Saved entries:
········

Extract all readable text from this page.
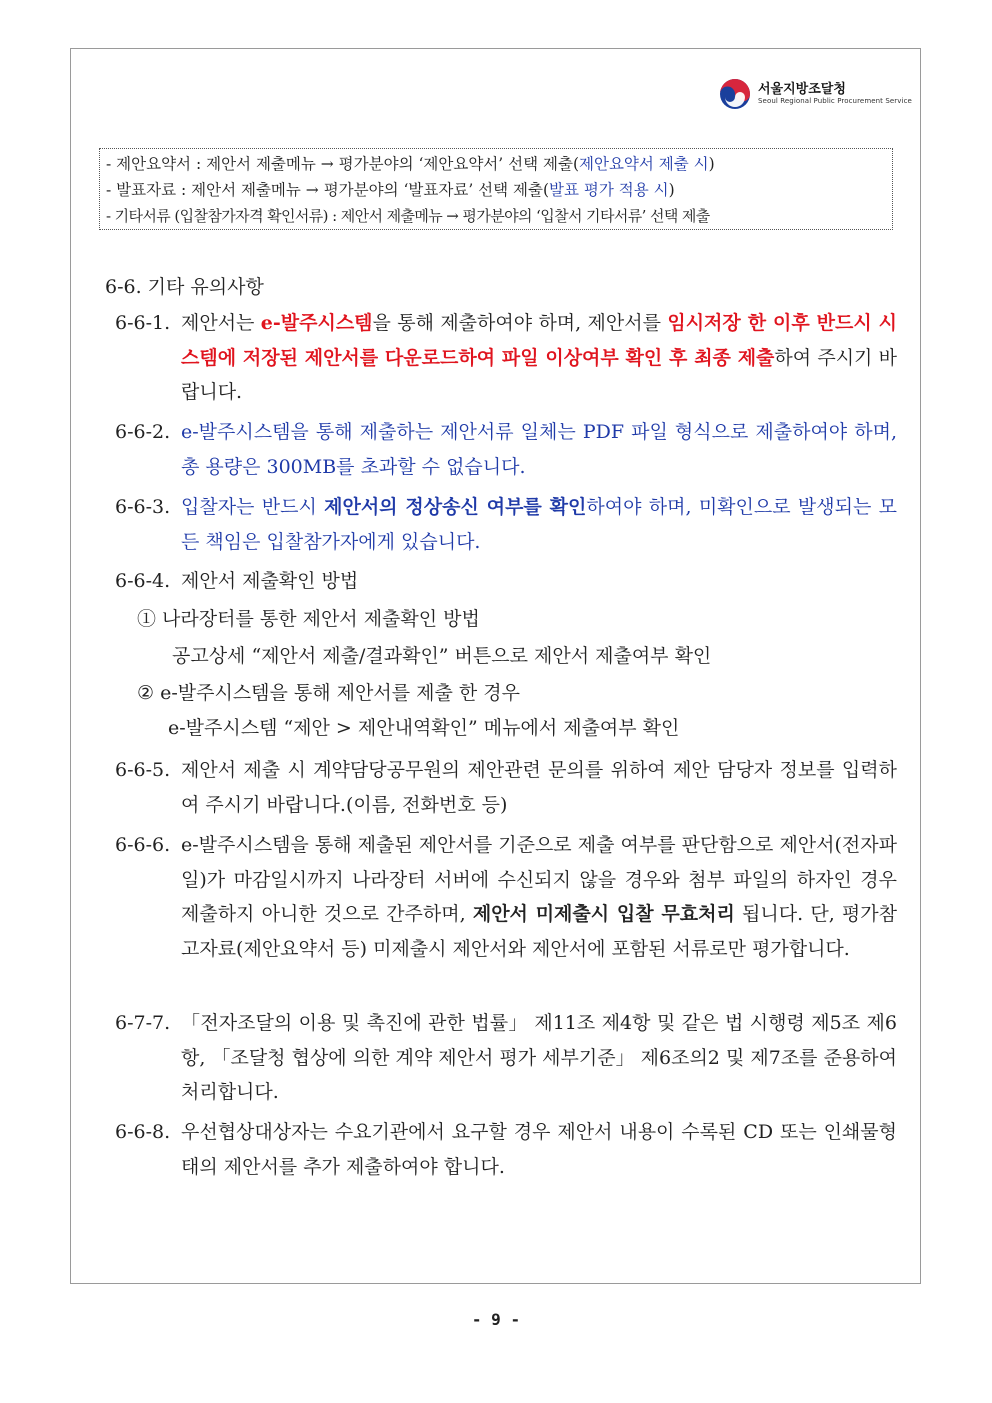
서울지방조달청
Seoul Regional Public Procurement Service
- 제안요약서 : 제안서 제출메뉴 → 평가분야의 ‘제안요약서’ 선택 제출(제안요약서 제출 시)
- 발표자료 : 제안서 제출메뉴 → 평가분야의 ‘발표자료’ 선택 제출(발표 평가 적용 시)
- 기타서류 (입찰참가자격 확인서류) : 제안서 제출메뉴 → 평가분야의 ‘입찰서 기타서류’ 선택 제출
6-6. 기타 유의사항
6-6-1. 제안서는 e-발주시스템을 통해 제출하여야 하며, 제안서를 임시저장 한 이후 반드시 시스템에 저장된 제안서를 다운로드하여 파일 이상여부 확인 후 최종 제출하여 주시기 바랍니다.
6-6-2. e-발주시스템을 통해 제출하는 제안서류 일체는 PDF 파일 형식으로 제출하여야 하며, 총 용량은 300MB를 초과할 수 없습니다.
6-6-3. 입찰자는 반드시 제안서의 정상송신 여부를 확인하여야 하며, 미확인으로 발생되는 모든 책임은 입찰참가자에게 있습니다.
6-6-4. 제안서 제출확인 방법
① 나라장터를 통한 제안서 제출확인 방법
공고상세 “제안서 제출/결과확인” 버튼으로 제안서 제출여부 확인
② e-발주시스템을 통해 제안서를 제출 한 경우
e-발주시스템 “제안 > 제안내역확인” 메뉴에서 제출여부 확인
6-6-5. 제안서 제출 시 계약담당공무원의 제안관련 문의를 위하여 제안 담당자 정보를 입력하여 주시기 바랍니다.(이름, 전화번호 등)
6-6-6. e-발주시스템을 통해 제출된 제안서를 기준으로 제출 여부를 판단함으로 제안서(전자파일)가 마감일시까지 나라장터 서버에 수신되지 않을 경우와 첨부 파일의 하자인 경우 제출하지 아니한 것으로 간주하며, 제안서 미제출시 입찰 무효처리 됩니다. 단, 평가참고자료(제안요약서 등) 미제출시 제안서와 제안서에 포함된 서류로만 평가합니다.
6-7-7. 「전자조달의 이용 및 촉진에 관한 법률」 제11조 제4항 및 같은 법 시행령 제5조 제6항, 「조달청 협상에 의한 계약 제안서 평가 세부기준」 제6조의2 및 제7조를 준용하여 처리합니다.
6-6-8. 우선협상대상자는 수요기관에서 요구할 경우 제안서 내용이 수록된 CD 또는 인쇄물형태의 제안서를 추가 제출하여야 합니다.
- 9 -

········

Go through the listing above and return every line where the word "평가분야의" occurs.

- 제안요약서 : 제안서 제출메뉴 → 평가분야의 ‘제안요약서’ 선택 제출(제안요약서 제출 시)
- 발표자료 : 제안서 제출메뉴 → 평가분야의 ‘발표자료’ 선택 제출(발표 평가 적용 시)
- 기타서류 (입찰참가자격 확인서류) : 제안서 제출메뉴 → 평가분야의 ‘입찰서 기타서류’ 선택 제출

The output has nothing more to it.